▶ Data items:
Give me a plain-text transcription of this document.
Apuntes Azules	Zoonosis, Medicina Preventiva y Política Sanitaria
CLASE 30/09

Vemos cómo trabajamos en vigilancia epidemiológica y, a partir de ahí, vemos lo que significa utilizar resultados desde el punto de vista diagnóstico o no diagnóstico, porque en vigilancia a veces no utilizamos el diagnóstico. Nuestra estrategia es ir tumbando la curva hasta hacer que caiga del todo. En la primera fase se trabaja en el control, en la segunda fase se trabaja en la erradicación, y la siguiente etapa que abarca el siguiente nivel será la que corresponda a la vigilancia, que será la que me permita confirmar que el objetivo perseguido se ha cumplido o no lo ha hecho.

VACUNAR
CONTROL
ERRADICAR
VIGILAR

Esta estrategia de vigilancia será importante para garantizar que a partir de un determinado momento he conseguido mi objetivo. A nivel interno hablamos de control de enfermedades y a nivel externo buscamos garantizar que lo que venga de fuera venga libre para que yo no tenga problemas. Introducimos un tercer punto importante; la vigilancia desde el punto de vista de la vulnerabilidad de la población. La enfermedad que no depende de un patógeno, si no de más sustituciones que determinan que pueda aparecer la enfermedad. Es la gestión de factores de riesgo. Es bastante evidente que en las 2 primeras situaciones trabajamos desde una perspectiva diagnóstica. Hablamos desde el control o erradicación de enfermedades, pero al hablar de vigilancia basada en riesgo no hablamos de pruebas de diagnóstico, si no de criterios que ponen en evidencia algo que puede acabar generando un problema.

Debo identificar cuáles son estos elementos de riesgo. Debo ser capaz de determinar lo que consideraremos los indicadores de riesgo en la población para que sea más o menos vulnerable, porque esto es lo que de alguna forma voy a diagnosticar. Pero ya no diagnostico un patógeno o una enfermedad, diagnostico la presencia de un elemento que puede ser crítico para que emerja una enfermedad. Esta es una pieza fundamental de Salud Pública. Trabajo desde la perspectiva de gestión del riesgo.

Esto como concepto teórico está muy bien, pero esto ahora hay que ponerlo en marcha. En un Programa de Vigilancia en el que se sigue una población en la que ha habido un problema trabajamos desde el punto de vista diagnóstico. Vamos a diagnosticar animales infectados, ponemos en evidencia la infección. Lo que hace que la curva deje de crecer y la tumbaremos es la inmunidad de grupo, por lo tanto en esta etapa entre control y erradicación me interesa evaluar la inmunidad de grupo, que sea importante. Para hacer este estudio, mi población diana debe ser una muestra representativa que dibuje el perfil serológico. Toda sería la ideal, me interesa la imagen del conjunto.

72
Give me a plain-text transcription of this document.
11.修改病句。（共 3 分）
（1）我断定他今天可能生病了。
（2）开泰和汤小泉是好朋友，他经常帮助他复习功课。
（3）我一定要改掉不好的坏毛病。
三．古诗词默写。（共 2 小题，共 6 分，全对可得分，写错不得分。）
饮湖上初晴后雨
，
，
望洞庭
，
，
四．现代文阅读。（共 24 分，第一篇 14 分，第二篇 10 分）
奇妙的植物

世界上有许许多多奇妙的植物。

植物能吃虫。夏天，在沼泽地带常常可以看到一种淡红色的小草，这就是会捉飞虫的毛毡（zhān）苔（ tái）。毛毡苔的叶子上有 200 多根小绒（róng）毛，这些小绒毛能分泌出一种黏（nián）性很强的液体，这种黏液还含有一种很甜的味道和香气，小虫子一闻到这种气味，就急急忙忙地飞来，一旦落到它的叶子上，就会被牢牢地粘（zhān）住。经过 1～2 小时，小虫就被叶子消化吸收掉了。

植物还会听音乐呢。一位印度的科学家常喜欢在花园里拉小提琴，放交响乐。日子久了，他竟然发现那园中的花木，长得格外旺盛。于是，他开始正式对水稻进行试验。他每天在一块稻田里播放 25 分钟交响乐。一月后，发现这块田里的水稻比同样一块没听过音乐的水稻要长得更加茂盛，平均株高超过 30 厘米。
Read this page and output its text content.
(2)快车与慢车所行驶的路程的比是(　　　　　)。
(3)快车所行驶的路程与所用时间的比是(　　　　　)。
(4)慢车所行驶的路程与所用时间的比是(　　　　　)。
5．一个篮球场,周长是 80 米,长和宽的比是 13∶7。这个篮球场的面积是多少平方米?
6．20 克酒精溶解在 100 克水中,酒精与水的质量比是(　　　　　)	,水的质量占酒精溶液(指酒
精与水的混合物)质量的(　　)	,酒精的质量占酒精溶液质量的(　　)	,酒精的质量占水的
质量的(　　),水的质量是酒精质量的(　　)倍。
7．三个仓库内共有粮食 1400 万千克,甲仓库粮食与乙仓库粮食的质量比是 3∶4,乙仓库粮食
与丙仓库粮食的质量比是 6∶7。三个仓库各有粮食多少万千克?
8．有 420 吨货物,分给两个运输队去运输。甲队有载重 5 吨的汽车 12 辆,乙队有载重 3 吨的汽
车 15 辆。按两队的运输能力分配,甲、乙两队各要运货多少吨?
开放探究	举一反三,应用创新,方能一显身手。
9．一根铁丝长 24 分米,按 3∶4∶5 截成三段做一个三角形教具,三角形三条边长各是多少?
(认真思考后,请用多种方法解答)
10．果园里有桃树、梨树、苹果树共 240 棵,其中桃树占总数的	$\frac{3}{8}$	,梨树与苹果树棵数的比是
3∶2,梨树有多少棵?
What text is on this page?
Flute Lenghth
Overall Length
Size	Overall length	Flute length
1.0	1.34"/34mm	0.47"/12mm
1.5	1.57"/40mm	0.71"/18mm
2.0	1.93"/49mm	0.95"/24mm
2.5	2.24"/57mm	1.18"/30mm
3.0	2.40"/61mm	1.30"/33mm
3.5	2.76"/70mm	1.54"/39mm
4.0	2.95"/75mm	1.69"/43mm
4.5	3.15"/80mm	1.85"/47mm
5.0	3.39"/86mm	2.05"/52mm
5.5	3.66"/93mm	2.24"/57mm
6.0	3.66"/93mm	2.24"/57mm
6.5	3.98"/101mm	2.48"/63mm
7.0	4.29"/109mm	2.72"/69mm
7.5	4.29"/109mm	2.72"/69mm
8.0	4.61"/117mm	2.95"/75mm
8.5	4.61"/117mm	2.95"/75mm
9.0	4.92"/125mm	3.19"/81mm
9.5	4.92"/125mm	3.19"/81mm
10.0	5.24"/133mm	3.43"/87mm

▶ Problem:
Where a line contains "this", copy that line.

▶ Task solution:
Give me a plain-text transcription of this document.
Give me a plain-text transcription of this document.
Read this page and output its text content.
What text is on this page?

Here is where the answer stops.